◆ Task ◆
Transcribe every line of the records verbatim.

◆ Excerpted data ◆
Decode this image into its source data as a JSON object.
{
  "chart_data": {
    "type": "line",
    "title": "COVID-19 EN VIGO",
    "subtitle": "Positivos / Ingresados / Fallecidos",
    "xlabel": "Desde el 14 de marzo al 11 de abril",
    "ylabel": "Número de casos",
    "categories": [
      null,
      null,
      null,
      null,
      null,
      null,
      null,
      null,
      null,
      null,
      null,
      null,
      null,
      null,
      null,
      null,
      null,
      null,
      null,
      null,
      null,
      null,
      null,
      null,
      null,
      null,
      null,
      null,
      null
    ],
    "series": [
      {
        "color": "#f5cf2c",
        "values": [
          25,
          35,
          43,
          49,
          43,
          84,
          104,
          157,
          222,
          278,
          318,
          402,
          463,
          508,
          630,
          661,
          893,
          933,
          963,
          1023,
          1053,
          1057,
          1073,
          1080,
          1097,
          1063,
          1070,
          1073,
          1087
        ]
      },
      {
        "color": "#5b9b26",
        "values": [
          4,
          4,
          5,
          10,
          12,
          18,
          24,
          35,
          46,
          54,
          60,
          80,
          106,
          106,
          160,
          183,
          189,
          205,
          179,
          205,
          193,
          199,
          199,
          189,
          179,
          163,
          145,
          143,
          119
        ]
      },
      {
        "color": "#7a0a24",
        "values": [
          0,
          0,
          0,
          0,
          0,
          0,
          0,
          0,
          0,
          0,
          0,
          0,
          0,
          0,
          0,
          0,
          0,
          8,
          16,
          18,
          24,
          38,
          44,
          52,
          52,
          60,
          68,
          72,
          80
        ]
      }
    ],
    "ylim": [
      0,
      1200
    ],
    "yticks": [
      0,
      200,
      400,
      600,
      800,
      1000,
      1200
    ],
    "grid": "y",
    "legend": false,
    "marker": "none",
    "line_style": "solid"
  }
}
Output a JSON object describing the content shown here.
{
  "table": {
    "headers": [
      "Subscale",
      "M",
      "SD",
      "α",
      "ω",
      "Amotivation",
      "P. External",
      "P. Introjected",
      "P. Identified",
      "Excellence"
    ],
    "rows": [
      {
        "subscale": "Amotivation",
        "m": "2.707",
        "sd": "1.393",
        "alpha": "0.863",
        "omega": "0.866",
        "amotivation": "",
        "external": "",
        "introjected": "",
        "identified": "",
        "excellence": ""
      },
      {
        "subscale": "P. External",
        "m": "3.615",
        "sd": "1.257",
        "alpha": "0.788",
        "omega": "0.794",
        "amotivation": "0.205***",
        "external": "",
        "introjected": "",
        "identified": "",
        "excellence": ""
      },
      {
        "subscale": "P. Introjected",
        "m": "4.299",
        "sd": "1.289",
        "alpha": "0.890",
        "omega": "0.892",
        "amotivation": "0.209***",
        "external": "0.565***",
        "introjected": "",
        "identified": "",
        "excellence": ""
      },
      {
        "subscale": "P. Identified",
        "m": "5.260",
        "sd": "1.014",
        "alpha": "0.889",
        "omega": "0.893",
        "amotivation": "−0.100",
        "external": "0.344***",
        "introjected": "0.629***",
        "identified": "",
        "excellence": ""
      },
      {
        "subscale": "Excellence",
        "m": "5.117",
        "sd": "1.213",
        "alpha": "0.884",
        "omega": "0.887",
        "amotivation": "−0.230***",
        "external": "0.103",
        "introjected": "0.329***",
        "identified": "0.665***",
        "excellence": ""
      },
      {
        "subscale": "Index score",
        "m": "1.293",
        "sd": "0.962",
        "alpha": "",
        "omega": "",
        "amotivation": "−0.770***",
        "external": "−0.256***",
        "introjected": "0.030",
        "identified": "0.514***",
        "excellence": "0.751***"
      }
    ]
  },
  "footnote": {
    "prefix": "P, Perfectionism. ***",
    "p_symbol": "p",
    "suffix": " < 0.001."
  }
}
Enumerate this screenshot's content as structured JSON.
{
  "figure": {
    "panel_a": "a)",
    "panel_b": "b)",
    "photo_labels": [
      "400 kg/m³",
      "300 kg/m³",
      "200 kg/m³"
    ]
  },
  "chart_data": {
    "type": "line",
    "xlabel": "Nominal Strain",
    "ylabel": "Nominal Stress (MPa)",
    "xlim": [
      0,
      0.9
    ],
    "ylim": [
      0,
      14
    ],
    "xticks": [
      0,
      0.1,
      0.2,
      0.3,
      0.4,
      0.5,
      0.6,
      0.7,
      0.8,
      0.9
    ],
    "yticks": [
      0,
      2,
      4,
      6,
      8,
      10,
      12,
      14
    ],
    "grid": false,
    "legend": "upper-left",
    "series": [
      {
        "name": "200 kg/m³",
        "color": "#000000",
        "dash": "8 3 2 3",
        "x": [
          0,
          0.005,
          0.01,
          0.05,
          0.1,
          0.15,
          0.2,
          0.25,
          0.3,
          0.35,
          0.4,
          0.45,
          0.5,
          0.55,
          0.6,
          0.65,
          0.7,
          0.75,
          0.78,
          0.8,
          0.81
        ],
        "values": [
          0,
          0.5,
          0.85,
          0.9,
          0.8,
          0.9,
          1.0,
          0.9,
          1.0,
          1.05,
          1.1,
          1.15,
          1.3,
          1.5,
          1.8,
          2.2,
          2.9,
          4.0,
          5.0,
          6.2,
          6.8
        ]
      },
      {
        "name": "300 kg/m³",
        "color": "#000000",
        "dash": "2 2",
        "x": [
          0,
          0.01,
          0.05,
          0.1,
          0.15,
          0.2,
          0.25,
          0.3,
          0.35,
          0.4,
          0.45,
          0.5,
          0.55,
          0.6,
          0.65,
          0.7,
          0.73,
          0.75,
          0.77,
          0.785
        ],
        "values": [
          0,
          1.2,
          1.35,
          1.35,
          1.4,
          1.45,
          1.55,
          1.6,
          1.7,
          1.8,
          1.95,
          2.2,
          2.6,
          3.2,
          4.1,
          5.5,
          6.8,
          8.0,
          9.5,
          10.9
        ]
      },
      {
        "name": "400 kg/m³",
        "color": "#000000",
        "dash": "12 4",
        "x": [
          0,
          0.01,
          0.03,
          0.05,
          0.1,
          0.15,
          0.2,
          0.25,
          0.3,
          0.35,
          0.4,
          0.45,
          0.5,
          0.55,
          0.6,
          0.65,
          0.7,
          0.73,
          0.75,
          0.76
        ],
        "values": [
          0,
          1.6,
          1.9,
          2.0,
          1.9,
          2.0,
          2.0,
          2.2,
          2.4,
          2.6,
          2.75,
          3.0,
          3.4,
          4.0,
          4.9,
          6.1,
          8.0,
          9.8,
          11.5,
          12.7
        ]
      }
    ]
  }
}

◆ Exercise solution ◆
Decode this image into its source data as a JSON object.
{
  "chart_data": {
    "type": "line",
    "title": "COVID-19 EN VIGO",
    "subtitle": "Positivos / Ingresados / Fallecidos",
    "xlabel": "Desde el 14 de marzo al 11 de abril",
    "ylabel": "Número de casos",
    "categories": [
      null,
      null,
      null,
      null,
      null,
      null,
      null,
      null,
      null,
      null,
      null,
      null,
      null,
      null,
      null,
      null,
      null,
      null,
      null,
      null,
      null,
      null,
      null,
      null,
      null,
      null,
      null,
      null,
      null
    ],
    "series": [
      {
        "color": "#f5cf2c",
        "values": [
          25,
          35,
          43,
          49,
          43,
          84,
          104,
          157,
          222,
          278,
          318,
          402,
          463,
          508,
          630,
          661,
          893,
          933,
          963,
          1023,
          1053,
          1057,
          1073,
          1080,
          1097,
          1063,
          1070,
          1073,
          1087
        ]
      },
      {
        "color": "#5b9b26",
        "values": [
          4,
          4,
          5,
          10,
          12,
          18,
          24,
          35,
          46,
          54,
          60,
          80,
          106,
          106,
          160,
          183,
          189,
          205,
          179,
          205,
          193,
          199,
          199,
          189,
          179,
          163,
          145,
          143,
          119
        ]
      },
      {
        "color": "#7a0a24",
        "values": [
          0,
          0,
          0,
          0,
          0,
          0,
          0,
          0,
          0,
          0,
          0,
          0,
          0,
          0,
          0,
          0,
          0,
          8,
          16,
          18,
          24,
          38,
          44,
          52,
          52,
          60,
          68,
          72,
          80
        ]
      }
    ],
    "ylim": [
      0,
      1200
    ],
    "yticks": [
      0,
      200,
      400,
      600,
      800,
      1000,
      1200
    ],
    "grid": "y",
    "legend": false,
    "marker": "none",
    "line_style": "solid"
  }
}
Output a JSON object describing the content shown here.
{
  "table": {
    "headers": [
      "Subscale",
      "M",
      "SD",
      "α",
      "ω",
      "Amotivation",
      "P. External",
      "P. Introjected",
      "P. Identified",
      "Excellence"
    ],
    "rows": [
      {
        "subscale": "Amotivation",
        "m": "2.707",
        "sd": "1.393",
        "alpha": "0.863",
        "omega": "0.866",
        "amotivation": "",
        "external": "",
        "introjected": "",
        "identified": "",
        "excellence": ""
      },
      {
        "subscale": "P. External",
        "m": "3.615",
        "sd": "1.257",
        "alpha": "0.788",
        "omega": "0.794",
        "amotivation": "0.205***",
        "external": "",
        "introjected": "",
        "identified": "",
        "excellence": ""
      },
      {
        "subscale": "P. Introjected",
        "m": "4.299",
        "sd": "1.289",
        "alpha": "0.890",
        "omega": "0.892",
        "amotivation": "0.209***",
        "external": "0.565***",
        "introjected": "",
        "identified": "",
        "excellence": ""
      },
      {
        "subscale": "P. Identified",
        "m": "5.260",
        "sd": "1.014",
        "alpha": "0.889",
        "omega": "0.893",
        "amotivation": "−0.100",
        "external": "0.344***",
        "introjected": "0.629***",
        "identified": "",
        "excellence": ""
      },
      {
        "subscale": "Excellence",
        "m": "5.117",
        "sd": "1.213",
        "alpha": "0.884",
        "omega": "0.887",
        "amotivation": "−0.230***",
        "external": "0.103",
        "introjected": "0.329***",
        "identified": "0.665***",
        "excellence": ""
      },
      {
        "subscale": "Index score",
        "m": "1.293",
        "sd": "0.962",
        "alpha": "",
        "omega": "",
        "amotivation": "−0.770***",
        "external": "−0.256***",
        "introjected": "0.030",
        "identified": "0.514***",
        "excellence": "0.751***"
      }
    ]
  },
  "footnote": {
    "prefix": "P, Perfectionism. ***",
    "p_symbol": "p",
    "suffix": " < 0.001."
  }
}
Enumerate this screenshot's content as structured JSON.
{
  "figure": {
    "panel_a": "a)",
    "panel_b": "b)",
    "photo_labels": [
      "400 kg/m³",
      "300 kg/m³",
      "200 kg/m³"
    ]
  },
  "chart_data": {
    "type": "line",
    "xlabel": "Nominal Strain",
    "ylabel": "Nominal Stress (MPa)",
    "xlim": [
      0,
      0.9
    ],
    "ylim": [
      0,
      14
    ],
    "xticks": [
      0,
      0.1,
      0.2,
      0.3,
      0.4,
      0.5,
      0.6,
      0.7,
      0.8,
      0.9
    ],
    "yticks": [
      0,
      2,
      4,
      6,
      8,
      10,
      12,
      14
    ],
    "grid": false,
    "legend": "upper-left",
    "series": [
      {
        "name": "200 kg/m³",
        "color": "#000000",
        "dash": "8 3 2 3",
        "x": [
          0,
          0.005,
          0.01,
          0.05,
          0.1,
          0.15,
          0.2,
          0.25,
          0.3,
          0.35,
          0.4,
          0.45,
          0.5,
          0.55,
          0.6,
          0.65,
          0.7,
          0.75,
          0.78,
          0.8,
          0.81
        ],
        "values": [
          0,
          0.5,
          0.85,
          0.9,
          0.8,
          0.9,
          1.0,
          0.9,
          1.0,
          1.05,
          1.1,
          1.15,
          1.3,
          1.5,
          1.8,
          2.2,
          2.9,
          4.0,
          5.0,
          6.2,
          6.8
        ]
      },
      {
        "name": "300 kg/m³",
        "color": "#000000",
        "dash": "2 2",
        "x": [
          0,
          0.01,
          0.05,
          0.1,
          0.15,
          0.2,
          0.25,
          0.3,
          0.35,
          0.4,
          0.45,
          0.5,
          0.55,
          0.6,
          0.65,
          0.7,
          0.73,
          0.75,
          0.77,
          0.785
        ],
        "values": [
          0,
          1.2,
          1.35,
          1.35,
          1.4,
          1.45,
          1.55,
          1.6,
          1.7,
          1.8,
          1.95,
          2.2,
          2.6,
          3.2,
          4.1,
          5.5,
          6.8,
          8.0,
          9.5,
          10.9
        ]
      },
      {
        "name": "400 kg/m³",
        "color": "#000000",
        "dash": "12 4",
        "x": [
          0,
          0.01,
          0.03,
          0.05,
          0.1,
          0.15,
          0.2,
          0.25,
          0.3,
          0.35,
          0.4,
          0.45,
          0.5,
          0.55,
          0.6,
          0.65,
          0.7,
          0.73,
          0.75,
          0.76
        ],
        "values": [
          0,
          1.6,
          1.9,
          2.0,
          1.9,
          2.0,
          2.0,
          2.2,
          2.4,
          2.6,
          2.75,
          3.0,
          3.4,
          4.0,
          4.9,
          6.1,
          8.0,
          9.8,
          11.5,
          12.7
        ]
      }
    ]
  }
}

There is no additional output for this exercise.